*STATED EXERCISE:* Quote the listing below in its entirety, omitting every image.

*SUPPLIED INFORMATION:*
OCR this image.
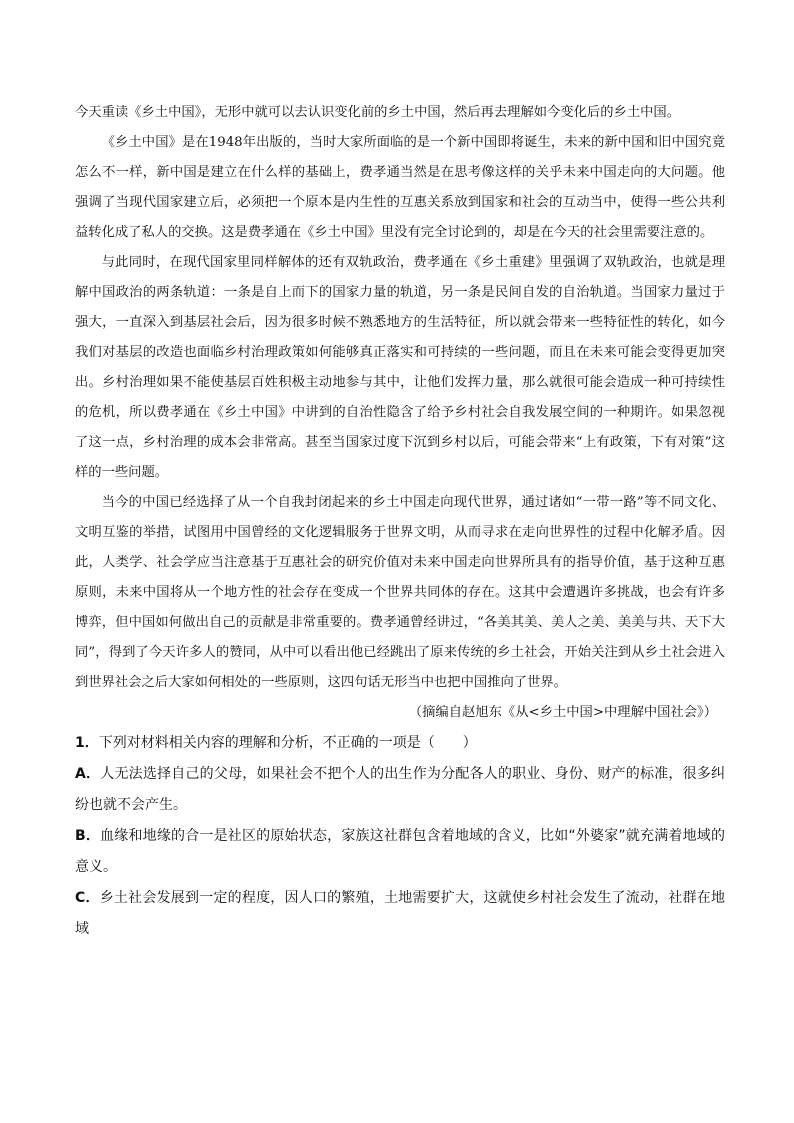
今天重读《乡土中国》，无形中就可以去认识变化前的乡土中国，然后再去理解如今变化后的乡土中国。

《乡土中国》是在1948年出版的，当时大家所面临的是一个新中国即将诞生，未来的新中国和旧中国究竟怎么不一样，新中国是建立在什么样的基础上，费孝通当然是在思考像这样的关乎未来中国走向的大问题。他强调了当现代国家建立后，必须把一个原本是内生性的互惠关系放到国家和社会的互动当中，使得一些公共利益转化成了私人的交换。这是费孝通在《乡土中国》里没有完全讨论到的，却是在今天的社会里需要注意的。

与此同时，在现代国家里同样解体的还有双轨政治，费孝通在《乡土重建》里强调了双轨政治，也就是理解中国政治的两条轨道：一条是自上而下的国家力量的轨道，另一条是民间自发的自治轨道。当国家力量过于强大，一直深入到基层社会后，因为很多时候不熟悉地方的生活特征，所以就会带来一些特征性的转化，如今我们对基层的改造也面临乡村治理政策如何能够真正落实和可持续的一些问题，而且在未来可能会变得更加突出。乡村治理如果不能使基层百姓积极主动地参与其中，让他们发挥力量，那么就很可能会造成一种可持续性的危机，所以费孝通在《乡土中国》中讲到的自治性隐含了给予乡村社会自我发展空间的一种期许。如果忽视了这一点，乡村治理的成本会非常高。甚至当国家过度下沉到乡村以后，可能会带来“上有政策，下有对策”这样的一些问题。

当今的中国已经选择了从一个自我封闭起来的乡土中国走向现代世界，通过诸如“一带一路”等不同文化、文明互鉴的举措，试图用中国曾经的文化逻辑服务于世界文明，从而寻求在走向世界性的过程中化解矛盾。因此，人类学、社会学应当注意基于互惠社会的研究价值对未来中国走向世界所具有的指导价值，基于这种互惠原则，未来中国将从一个地方性的社会存在变成一个世界共同体的存在。这其中会遭遇许多挑战，也会有许多博弈，但中国如何做出自己的贡献是非常重要的。费孝通曾经讲过，“各美其美、美人之美、美美与共、天下大同”，得到了今天许多人的赞同，从中可以看出他已经跳出了原来传统的乡土社会，开始关注到从乡土社会进入到世界社会之后大家如何相处的一些原则，这四句话无形当中也把中国推向了世界。

（摘编自赵旭东《从<乡土中国>中理解中国社会》）

1．下列对材料相关内容的理解和分析，不正确的一项是（　　）

A．人无法选择自己的父母，如果社会不把个人的出生作为分配各人的职业、身份、财产的标准，很多纠纷也就不会产生。

B．血缘和地缘的合一是社区的原始状态，家族这社群包含着地域的含义，比如“外婆家”就充满着地域的意义。

C．乡土社会发展到一定的程度，因人口的繁殖，土地需要扩大，这就使乡村社会发生了流动，社群在地域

*RESULT BELOW:*
OCR this image.
今天重读《乡土中国》，无形中就可以去认识变化前的乡土中国，然后再去理解如今变化后的乡土中国。

《乡土中国》是在1948年出版的，当时大家所面临的是一个新中国即将诞生，未来的新中国和旧中国究竟怎么不一样，新中国是建立在什么样的基础上，费孝通当然是在思考像这样的关乎未来中国走向的大问题。他强调了当现代国家建立后，必须把一个原本是内生性的互惠关系放到国家和社会的互动当中，使得一些公共利益转化成了私人的交换。这是费孝通在《乡土中国》里没有完全讨论到的，却是在今天的社会里需要注意的。

与此同时，在现代国家里同样解体的还有双轨政治，费孝通在《乡土重建》里强调了双轨政治，也就是理解中国政治的两条轨道：一条是自上而下的国家力量的轨道，另一条是民间自发的自治轨道。当国家力量过于强大，一直深入到基层社会后，因为很多时候不熟悉地方的生活特征，所以就会带来一些特征性的转化，如今我们对基层的改造也面临乡村治理政策如何能够真正落实和可持续的一些问题，而且在未来可能会变得更加突出。乡村治理如果不能使基层百姓积极主动地参与其中，让他们发挥力量，那么就很可能会造成一种可持续性的危机，所以费孝通在《乡土中国》中讲到的自治性隐含了给予乡村社会自我发展空间的一种期许。如果忽视了这一点，乡村治理的成本会非常高。甚至当国家过度下沉到乡村以后，可能会带来“上有政策，下有对策”这样的一些问题。

当今的中国已经选择了从一个自我封闭起来的乡土中国走向现代世界，通过诸如“一带一路”等不同文化、文明互鉴的举措，试图用中国曾经的文化逻辑服务于世界文明，从而寻求在走向世界性的过程中化解矛盾。因此，人类学、社会学应当注意基于互惠社会的研究价值对未来中国走向世界所具有的指导价值，基于这种互惠原则，未来中国将从一个地方性的社会存在变成一个世界共同体的存在。这其中会遭遇许多挑战，也会有许多博弈，但中国如何做出自己的贡献是非常重要的。费孝通曾经讲过，“各美其美、美人之美、美美与共、天下大同”，得到了今天许多人的赞同，从中可以看出他已经跳出了原来传统的乡土社会，开始关注到从乡土社会进入到世界社会之后大家如何相处的一些原则，这四句话无形当中也把中国推向了世界。

（摘编自赵旭东《从<乡土中国>中理解中国社会》）

1．下列对材料相关内容的理解和分析，不正确的一项是（　　）

A．人无法选择自己的父母，如果社会不把个人的出生作为分配各人的职业、身份、财产的标准，很多纠纷也就不会产生。

B．血缘和地缘的合一是社区的原始状态，家族这社群包含着地域的含义，比如“外婆家”就充满着地域的意义。

C．乡土社会发展到一定的程度，因人口的繁殖，土地需要扩大，这就使乡村社会发生了流动，社群在地域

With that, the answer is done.